Data records:
^^^^^^^^

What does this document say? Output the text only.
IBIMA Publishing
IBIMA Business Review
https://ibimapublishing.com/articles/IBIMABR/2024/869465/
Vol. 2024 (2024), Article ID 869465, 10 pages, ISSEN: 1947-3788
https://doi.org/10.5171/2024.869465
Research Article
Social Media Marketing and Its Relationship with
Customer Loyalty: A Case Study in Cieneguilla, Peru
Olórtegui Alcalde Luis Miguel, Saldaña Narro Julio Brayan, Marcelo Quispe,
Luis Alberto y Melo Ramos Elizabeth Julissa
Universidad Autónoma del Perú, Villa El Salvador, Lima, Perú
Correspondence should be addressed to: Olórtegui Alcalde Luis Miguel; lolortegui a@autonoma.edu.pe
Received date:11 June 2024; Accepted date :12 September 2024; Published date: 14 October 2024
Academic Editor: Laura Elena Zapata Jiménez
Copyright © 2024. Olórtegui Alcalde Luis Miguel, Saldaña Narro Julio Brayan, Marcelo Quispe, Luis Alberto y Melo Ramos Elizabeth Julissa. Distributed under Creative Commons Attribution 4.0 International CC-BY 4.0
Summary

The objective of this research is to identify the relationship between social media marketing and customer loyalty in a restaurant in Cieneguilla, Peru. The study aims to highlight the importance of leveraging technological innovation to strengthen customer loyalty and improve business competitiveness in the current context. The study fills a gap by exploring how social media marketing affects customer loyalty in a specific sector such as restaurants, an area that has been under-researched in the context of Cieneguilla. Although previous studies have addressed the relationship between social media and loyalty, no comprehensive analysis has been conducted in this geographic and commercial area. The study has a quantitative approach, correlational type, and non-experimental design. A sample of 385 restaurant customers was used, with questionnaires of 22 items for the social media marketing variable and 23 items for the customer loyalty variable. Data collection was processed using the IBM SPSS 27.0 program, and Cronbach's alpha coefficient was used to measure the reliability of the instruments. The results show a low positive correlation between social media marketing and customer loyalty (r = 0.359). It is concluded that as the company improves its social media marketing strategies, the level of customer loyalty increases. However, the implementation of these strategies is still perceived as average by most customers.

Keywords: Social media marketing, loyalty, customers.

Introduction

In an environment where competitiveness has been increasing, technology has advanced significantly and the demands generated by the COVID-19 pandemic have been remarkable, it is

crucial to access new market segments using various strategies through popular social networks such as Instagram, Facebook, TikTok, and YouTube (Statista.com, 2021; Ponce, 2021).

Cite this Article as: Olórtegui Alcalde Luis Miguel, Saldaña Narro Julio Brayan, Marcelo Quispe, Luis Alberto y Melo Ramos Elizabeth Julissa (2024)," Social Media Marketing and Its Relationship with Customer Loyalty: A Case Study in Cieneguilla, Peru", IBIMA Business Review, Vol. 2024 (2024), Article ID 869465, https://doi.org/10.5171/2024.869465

^^^^^^^^

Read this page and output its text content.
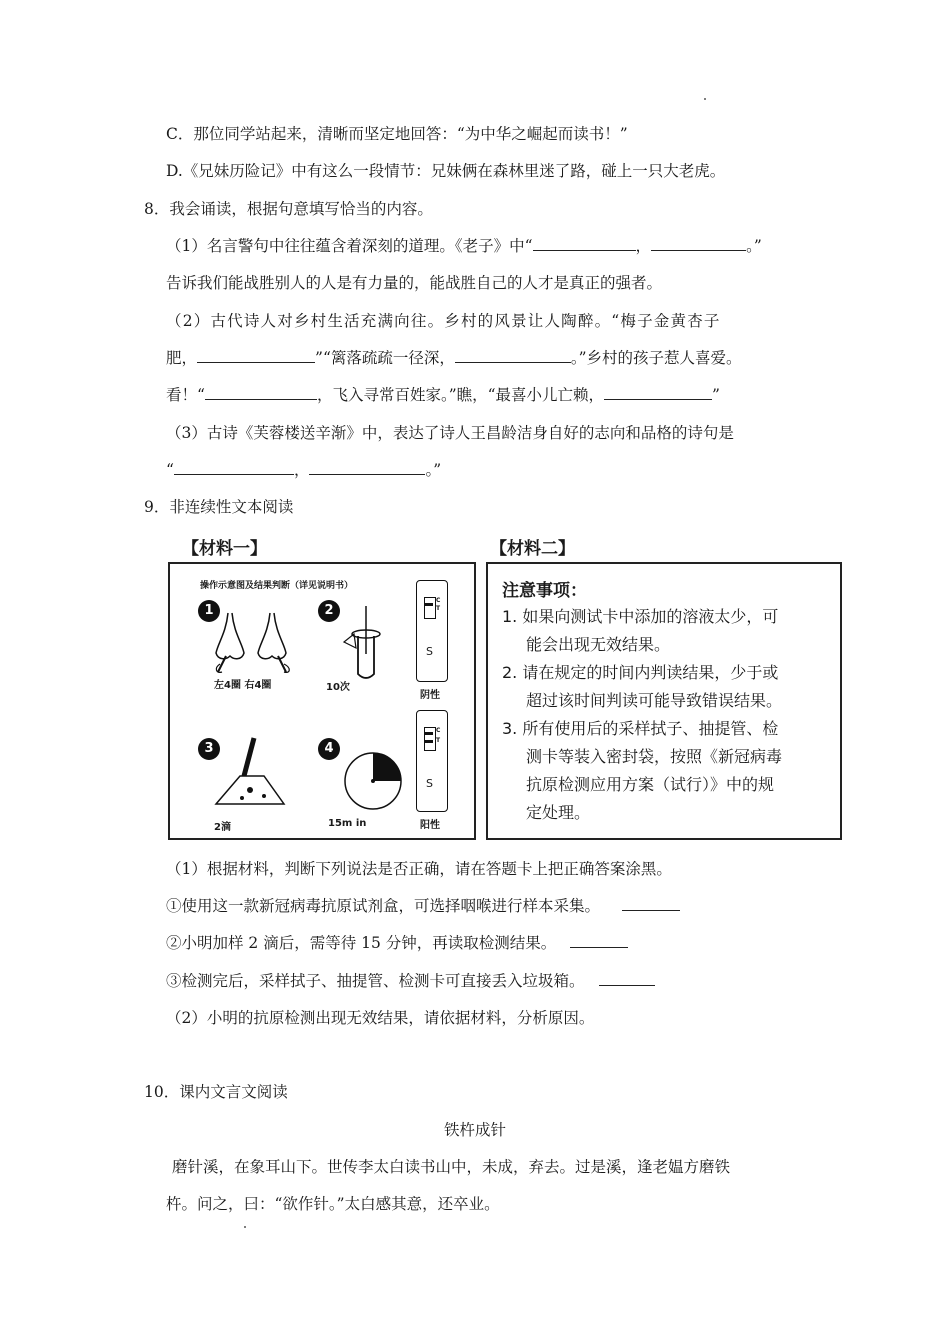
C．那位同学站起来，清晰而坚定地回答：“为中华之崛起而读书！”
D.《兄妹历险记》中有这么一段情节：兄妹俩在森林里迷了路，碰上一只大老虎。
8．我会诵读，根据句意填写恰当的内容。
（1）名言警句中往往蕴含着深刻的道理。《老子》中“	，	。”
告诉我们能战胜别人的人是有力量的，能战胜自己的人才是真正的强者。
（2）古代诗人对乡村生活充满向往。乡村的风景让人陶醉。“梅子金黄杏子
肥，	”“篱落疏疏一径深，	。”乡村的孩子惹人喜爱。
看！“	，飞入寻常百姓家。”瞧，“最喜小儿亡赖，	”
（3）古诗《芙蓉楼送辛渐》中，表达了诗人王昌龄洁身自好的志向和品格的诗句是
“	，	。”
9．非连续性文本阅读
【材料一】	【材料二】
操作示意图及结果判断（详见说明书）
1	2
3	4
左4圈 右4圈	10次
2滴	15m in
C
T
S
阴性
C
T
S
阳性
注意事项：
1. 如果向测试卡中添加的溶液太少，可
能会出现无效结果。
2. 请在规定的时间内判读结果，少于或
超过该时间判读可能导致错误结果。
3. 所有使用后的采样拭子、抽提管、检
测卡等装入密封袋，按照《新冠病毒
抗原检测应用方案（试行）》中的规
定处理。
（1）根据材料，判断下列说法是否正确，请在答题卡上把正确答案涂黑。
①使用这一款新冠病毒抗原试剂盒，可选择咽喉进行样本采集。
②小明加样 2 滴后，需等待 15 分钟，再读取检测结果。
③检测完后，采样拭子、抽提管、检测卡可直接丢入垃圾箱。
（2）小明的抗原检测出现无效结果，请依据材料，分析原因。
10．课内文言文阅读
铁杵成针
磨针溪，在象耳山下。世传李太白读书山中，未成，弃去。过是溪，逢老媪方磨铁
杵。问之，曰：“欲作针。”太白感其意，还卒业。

^^^^^^^^

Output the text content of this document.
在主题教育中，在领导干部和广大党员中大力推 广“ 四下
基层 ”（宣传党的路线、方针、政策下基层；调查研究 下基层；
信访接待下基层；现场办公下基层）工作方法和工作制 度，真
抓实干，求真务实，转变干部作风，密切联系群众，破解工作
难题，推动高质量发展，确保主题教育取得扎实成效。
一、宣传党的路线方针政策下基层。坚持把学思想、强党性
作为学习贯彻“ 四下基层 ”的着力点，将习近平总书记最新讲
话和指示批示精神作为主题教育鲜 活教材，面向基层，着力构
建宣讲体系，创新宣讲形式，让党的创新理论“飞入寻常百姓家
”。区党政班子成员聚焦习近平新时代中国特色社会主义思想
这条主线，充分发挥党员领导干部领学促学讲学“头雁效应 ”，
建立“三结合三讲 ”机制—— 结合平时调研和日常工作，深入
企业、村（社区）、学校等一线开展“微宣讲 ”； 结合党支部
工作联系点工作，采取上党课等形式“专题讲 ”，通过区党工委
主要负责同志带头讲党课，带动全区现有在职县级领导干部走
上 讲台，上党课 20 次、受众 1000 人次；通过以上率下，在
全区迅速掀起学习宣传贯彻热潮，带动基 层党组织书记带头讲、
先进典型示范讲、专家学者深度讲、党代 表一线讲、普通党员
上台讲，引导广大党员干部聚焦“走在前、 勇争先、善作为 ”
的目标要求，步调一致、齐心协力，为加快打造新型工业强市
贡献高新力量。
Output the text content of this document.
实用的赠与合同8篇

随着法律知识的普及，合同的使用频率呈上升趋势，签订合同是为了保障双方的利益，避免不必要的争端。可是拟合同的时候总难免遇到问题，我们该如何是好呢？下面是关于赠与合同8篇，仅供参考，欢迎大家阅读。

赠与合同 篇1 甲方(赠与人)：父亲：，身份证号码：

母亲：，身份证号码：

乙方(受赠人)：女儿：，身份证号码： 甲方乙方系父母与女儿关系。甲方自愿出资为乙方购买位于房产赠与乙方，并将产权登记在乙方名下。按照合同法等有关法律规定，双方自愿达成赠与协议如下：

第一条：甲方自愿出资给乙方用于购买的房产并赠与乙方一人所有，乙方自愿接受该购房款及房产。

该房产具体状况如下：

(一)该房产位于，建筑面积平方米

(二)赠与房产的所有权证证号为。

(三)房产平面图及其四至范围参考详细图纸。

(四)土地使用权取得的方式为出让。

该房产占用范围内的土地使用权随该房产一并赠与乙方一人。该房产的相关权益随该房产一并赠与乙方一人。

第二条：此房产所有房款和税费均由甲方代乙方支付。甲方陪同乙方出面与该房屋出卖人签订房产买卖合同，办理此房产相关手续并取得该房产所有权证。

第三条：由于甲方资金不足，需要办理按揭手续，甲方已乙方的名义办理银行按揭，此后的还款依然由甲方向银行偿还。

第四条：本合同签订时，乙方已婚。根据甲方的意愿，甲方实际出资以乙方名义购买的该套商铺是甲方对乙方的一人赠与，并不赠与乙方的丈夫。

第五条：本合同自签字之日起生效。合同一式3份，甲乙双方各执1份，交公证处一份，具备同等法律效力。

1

^^^^^^^^

WHAT TO DO:
Look through the data above. Find each line with the string "身份证号码" and copy it.

COMPLETED TASK:
赠与合同 篇1 甲方(赠与人)：父亲：，身份证号码：
母亲：，身份证号码：
乙方(受赠人)：女儿：，身份证号码： 甲方乙方系父母与女儿关系。甲方自愿出资为乙方购买位于房产赠与乙方，并将产权登记在乙方名下。按照合同法等有关法律规定，双方自愿达成赠与协议如下：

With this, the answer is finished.